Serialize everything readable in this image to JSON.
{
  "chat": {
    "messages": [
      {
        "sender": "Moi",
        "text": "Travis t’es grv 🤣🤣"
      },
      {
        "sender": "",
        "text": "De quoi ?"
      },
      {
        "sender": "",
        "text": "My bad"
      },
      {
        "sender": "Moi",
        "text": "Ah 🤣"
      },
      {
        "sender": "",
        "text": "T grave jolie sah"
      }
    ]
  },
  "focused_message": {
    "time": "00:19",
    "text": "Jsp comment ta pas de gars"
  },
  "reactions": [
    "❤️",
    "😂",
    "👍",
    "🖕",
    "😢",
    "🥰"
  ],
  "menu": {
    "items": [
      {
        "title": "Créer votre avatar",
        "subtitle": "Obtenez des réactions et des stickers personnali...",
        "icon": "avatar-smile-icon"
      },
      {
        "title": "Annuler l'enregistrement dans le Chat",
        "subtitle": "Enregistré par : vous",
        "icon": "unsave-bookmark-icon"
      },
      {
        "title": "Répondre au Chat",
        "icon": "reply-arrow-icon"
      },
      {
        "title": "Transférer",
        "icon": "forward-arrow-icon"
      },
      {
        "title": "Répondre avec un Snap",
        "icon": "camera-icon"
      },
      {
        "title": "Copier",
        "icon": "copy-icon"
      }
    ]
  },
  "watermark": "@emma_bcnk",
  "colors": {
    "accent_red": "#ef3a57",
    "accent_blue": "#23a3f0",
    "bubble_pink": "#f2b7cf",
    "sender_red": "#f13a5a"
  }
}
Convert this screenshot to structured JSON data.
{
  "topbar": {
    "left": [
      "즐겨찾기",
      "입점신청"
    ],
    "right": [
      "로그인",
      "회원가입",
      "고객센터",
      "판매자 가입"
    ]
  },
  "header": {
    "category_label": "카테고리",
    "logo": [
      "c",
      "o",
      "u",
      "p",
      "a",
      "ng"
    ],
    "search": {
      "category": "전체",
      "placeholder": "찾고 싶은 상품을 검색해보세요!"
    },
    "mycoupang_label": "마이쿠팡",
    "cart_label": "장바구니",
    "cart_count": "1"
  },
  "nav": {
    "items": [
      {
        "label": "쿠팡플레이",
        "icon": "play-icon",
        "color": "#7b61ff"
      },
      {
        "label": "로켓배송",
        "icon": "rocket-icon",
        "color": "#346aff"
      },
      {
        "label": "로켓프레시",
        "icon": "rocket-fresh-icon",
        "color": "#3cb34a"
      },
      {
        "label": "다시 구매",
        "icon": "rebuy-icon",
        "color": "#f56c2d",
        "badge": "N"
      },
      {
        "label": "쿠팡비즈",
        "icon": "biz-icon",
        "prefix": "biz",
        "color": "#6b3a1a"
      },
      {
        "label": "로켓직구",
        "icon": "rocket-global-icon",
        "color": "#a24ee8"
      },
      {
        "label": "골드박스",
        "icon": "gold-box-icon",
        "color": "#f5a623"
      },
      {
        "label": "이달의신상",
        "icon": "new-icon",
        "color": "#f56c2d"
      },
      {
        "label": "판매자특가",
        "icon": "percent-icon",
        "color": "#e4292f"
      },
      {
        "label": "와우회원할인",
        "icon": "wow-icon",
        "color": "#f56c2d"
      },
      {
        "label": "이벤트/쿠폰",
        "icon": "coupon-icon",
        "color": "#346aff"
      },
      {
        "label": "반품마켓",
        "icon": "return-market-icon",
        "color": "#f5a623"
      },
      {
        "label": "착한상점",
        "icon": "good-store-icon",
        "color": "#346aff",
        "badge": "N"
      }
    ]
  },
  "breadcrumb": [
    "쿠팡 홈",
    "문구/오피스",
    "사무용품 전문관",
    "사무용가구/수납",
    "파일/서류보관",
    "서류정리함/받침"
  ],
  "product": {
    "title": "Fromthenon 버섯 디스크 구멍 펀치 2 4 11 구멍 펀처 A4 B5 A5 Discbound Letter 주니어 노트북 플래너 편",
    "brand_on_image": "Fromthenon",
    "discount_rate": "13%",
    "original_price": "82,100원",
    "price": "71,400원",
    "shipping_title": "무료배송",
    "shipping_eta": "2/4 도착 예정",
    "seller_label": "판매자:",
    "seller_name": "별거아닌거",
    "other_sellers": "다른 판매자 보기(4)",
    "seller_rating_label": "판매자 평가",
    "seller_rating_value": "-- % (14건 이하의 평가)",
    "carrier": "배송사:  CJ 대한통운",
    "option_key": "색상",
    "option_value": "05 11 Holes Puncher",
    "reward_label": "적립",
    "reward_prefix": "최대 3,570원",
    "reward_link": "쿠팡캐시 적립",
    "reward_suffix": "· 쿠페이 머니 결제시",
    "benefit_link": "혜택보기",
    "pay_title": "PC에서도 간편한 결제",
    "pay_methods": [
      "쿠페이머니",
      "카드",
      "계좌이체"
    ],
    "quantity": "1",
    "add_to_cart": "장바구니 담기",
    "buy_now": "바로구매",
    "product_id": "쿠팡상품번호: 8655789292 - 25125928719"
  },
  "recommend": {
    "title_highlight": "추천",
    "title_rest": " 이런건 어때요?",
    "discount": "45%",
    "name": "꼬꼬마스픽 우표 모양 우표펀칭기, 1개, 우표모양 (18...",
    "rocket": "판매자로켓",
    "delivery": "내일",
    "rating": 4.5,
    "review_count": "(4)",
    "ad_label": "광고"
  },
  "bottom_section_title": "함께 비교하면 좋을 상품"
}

INSTRUCTION
Exactly reproduce every line of the data above.

RESULT OF THE TASK
Serialize everything readable in this image to JSON.
{
  "chat": {
    "messages": [
      {
        "sender": "Moi",
        "text": "Travis t’es grv 🤣🤣"
      },
      {
        "sender": "",
        "text": "De quoi ?"
      },
      {
        "sender": "",
        "text": "My bad"
      },
      {
        "sender": "Moi",
        "text": "Ah 🤣"
      },
      {
        "sender": "",
        "text": "T grave jolie sah"
      }
    ]
  },
  "focused_message": {
    "time": "00:19",
    "text": "Jsp comment ta pas de gars"
  },
  "reactions": [
    "❤️",
    "😂",
    "👍",
    "🖕",
    "😢",
    "🥰"
  ],
  "menu": {
    "items": [
      {
        "title": "Créer votre avatar",
        "subtitle": "Obtenez des réactions et des stickers personnali...",
        "icon": "avatar-smile-icon"
      },
      {
        "title": "Annuler l'enregistrement dans le Chat",
        "subtitle": "Enregistré par : vous",
        "icon": "unsave-bookmark-icon"
      },
      {
        "title": "Répondre au Chat",
        "icon": "reply-arrow-icon"
      },
      {
        "title": "Transférer",
        "icon": "forward-arrow-icon"
      },
      {
        "title": "Répondre avec un Snap",
        "icon": "camera-icon"
      },
      {
        "title": "Copier",
        "icon": "copy-icon"
      }
    ]
  },
  "watermark": "@emma_bcnk",
  "colors": {
    "accent_red": "#ef3a57",
    "accent_blue": "#23a3f0",
    "bubble_pink": "#f2b7cf",
    "sender_red": "#f13a5a"
  }
}
Convert this screenshot to structured JSON data.
{
  "topbar": {
    "left": [
      "즐겨찾기",
      "입점신청"
    ],
    "right": [
      "로그인",
      "회원가입",
      "고객센터",
      "판매자 가입"
    ]
  },
  "header": {
    "category_label": "카테고리",
    "logo": [
      "c",
      "o",
      "u",
      "p",
      "a",
      "ng"
    ],
    "search": {
      "category": "전체",
      "placeholder": "찾고 싶은 상품을 검색해보세요!"
    },
    "mycoupang_label": "마이쿠팡",
    "cart_label": "장바구니",
    "cart_count": "1"
  },
  "nav": {
    "items": [
      {
        "label": "쿠팡플레이",
        "icon": "play-icon",
        "color": "#7b61ff"
      },
      {
        "label": "로켓배송",
        "icon": "rocket-icon",
        "color": "#346aff"
      },
      {
        "label": "로켓프레시",
        "icon": "rocket-fresh-icon",
        "color": "#3cb34a"
      },
      {
        "label": "다시 구매",
        "icon": "rebuy-icon",
        "color": "#f56c2d",
        "badge": "N"
      },
      {
        "label": "쿠팡비즈",
        "icon": "biz-icon",
        "prefix": "biz",
        "color": "#6b3a1a"
      },
      {
        "label": "로켓직구",
        "icon": "rocket-global-icon",
        "color": "#a24ee8"
      },
      {
        "label": "골드박스",
        "icon": "gold-box-icon",
        "color": "#f5a623"
      },
      {
        "label": "이달의신상",
        "icon": "new-icon",
        "color": "#f56c2d"
      },
      {
        "label": "판매자특가",
        "icon": "percent-icon",
        "color": "#e4292f"
      },
      {
        "label": "와우회원할인",
        "icon": "wow-icon",
        "color": "#f56c2d"
      },
      {
        "label": "이벤트/쿠폰",
        "icon": "coupon-icon",
        "color": "#346aff"
      },
      {
        "label": "반품마켓",
        "icon": "return-market-icon",
        "color": "#f5a623"
      },
      {
        "label": "착한상점",
        "icon": "good-store-icon",
        "color": "#346aff",
        "badge": "N"
      }
    ]
  },
  "breadcrumb": [
    "쿠팡 홈",
    "문구/오피스",
    "사무용품 전문관",
    "사무용가구/수납",
    "파일/서류보관",
    "서류정리함/받침"
  ],
  "product": {
    "title": "Fromthenon 버섯 디스크 구멍 펀치 2 4 11 구멍 펀처 A4 B5 A5 Discbound Letter 주니어 노트북 플래너 편",
    "brand_on_image": "Fromthenon",
    "discount_rate": "13%",
    "original_price": "82,100원",
    "price": "71,400원",
    "shipping_title": "무료배송",
    "shipping_eta": "2/4 도착 예정",
    "seller_label": "판매자:",
    "seller_name": "별거아닌거",
    "other_sellers": "다른 판매자 보기(4)",
    "seller_rating_label": "판매자 평가",
    "seller_rating_value": "-- % (14건 이하의 평가)",
    "carrier": "배송사:  CJ 대한통운",
    "option_key": "색상",
    "option_value": "05 11 Holes Puncher",
    "reward_label": "적립",
    "reward_prefix": "최대 3,570원",
    "reward_link": "쿠팡캐시 적립",
    "reward_suffix": "· 쿠페이 머니 결제시",
    "benefit_link": "혜택보기",
    "pay_title": "PC에서도 간편한 결제",
    "pay_methods": [
      "쿠페이머니",
      "카드",
      "계좌이체"
    ],
    "quantity": "1",
    "add_to_cart": "장바구니 담기",
    "buy_now": "바로구매",
    "product_id": "쿠팡상품번호: 8655789292 - 25125928719"
  },
  "recommend": {
    "title_highlight": "추천",
    "title_rest": " 이런건 어때요?",
    "discount": "45%",
    "name": "꼬꼬마스픽 우표 모양 우표펀칭기, 1개, 우표모양 (18...",
    "rocket": "판매자로켓",
    "delivery": "내일",
    "rating": 4.5,
    "review_count": "(4)",
    "ad_label": "광고"
  },
  "bottom_section_title": "함께 비교하면 좋을 상품"
}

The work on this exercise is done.